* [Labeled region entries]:
* * * *
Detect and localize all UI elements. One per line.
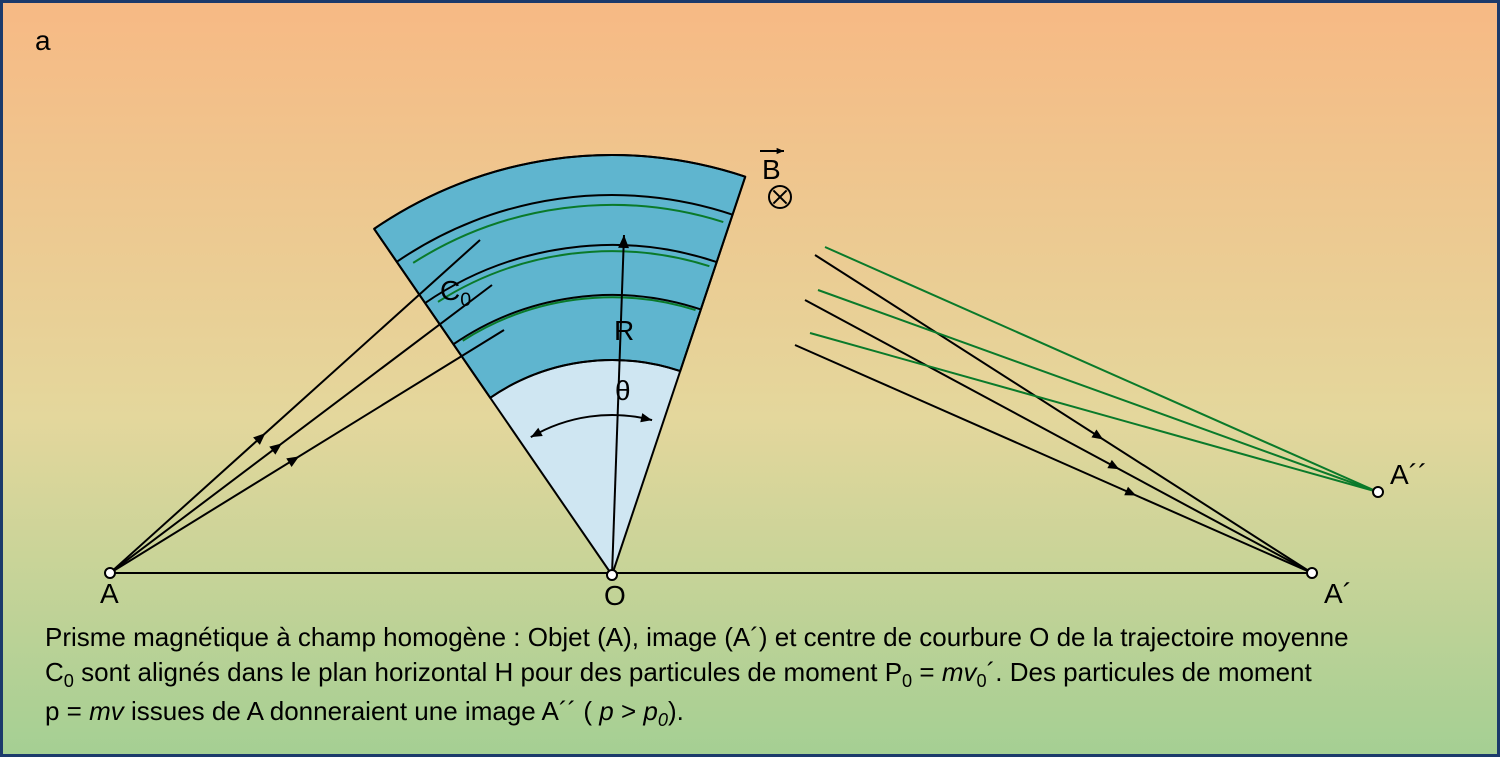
caption: Prisme magnétique à champ homogène : Obj… <box>45 620 1455 733</box>
caption-l2sub: 0 <box>64 671 74 691</box>
caption-l2sub3: 0 <box>976 671 986 691</box>
svg-text:O: O <box>604 580 626 611</box>
caption-l3ital: mv <box>89 696 124 726</box>
svg-text:A´´: A´´ <box>1390 459 1427 490</box>
caption-l3ital2: p <box>599 696 613 726</box>
svg-text:θ: θ <box>615 375 631 406</box>
svg-text:A´: A´ <box>1324 578 1352 609</box>
caption-l3c: > <box>614 696 644 726</box>
panel-label: a <box>35 25 51 57</box>
caption-l3a: p = <box>45 696 89 726</box>
caption-l2d: ´. Des particules de moment <box>987 657 1312 687</box>
caption-l3b: issues de A donneraient une image A´´ ( <box>124 696 600 726</box>
caption-l3d: ). <box>668 696 684 726</box>
caption-l2ital: mv <box>942 657 977 687</box>
caption-l2a: C <box>45 657 64 687</box>
caption-l3ital3: p <box>643 696 657 726</box>
caption-l1: Prisme magnétique à champ homogène : Obj… <box>45 622 1349 652</box>
caption-l2c: = <box>912 657 942 687</box>
caption-l2sub2: 0 <box>902 671 912 691</box>
figure-canvas: AOA´A´´C0RθB a Prisme magnétique à champ… <box>0 0 1500 757</box>
svg-text:R: R <box>614 315 634 346</box>
caption-l2b: sont alignés dans le plan horizontal H p… <box>74 657 902 687</box>
caption-l3sub: 0 <box>658 710 668 730</box>
svg-text:B: B <box>762 154 781 185</box>
svg-text:A: A <box>100 578 119 609</box>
* * * *
Reproduce every line of the records above without alteration, omitting the picture from your answer.

* [Expected output]:
Detect and localize all UI elements. One per line.
caption: Prisme magnétique à champ homogène : Obj… <box>45 620 1455 733</box>
caption-l2sub: 0 <box>64 671 74 691</box>
caption-l2sub3: 0 <box>976 671 986 691</box>
svg-text:O: O <box>604 580 626 611</box>
caption-l3ital: mv <box>89 696 124 726</box>
svg-text:A´´: A´´ <box>1390 459 1427 490</box>
caption-l3ital2: p <box>599 696 613 726</box>
svg-text:θ: θ <box>615 375 631 406</box>
svg-text:A´: A´ <box>1324 578 1352 609</box>
caption-l3c: > <box>614 696 644 726</box>
panel-label: a <box>35 25 51 57</box>
caption-l3a: p = <box>45 696 89 726</box>
caption-l2d: ´. Des particules de moment <box>987 657 1312 687</box>
caption-l3b: issues de A donneraient une image A´´ ( <box>124 696 600 726</box>
caption-l3d: ). <box>668 696 684 726</box>
caption-l2ital: mv <box>942 657 977 687</box>
caption-l2a: C <box>45 657 64 687</box>
caption-l3ital3: p <box>643 696 657 726</box>
caption-l1: Prisme magnétique à champ homogène : Obj… <box>45 622 1349 652</box>
caption-l2c: = <box>912 657 942 687</box>
caption-l2sub2: 0 <box>902 671 912 691</box>
figure-canvas: AOA´A´´C0RθB a Prisme magnétique à champ… <box>0 0 1500 757</box>
svg-text:R: R <box>614 315 634 346</box>
caption-l2b: sont alignés dans le plan horizontal H p… <box>74 657 902 687</box>
caption-l3sub: 0 <box>658 710 668 730</box>
svg-text:B: B <box>762 154 781 185</box>
svg-text:A: A <box>100 578 119 609</box>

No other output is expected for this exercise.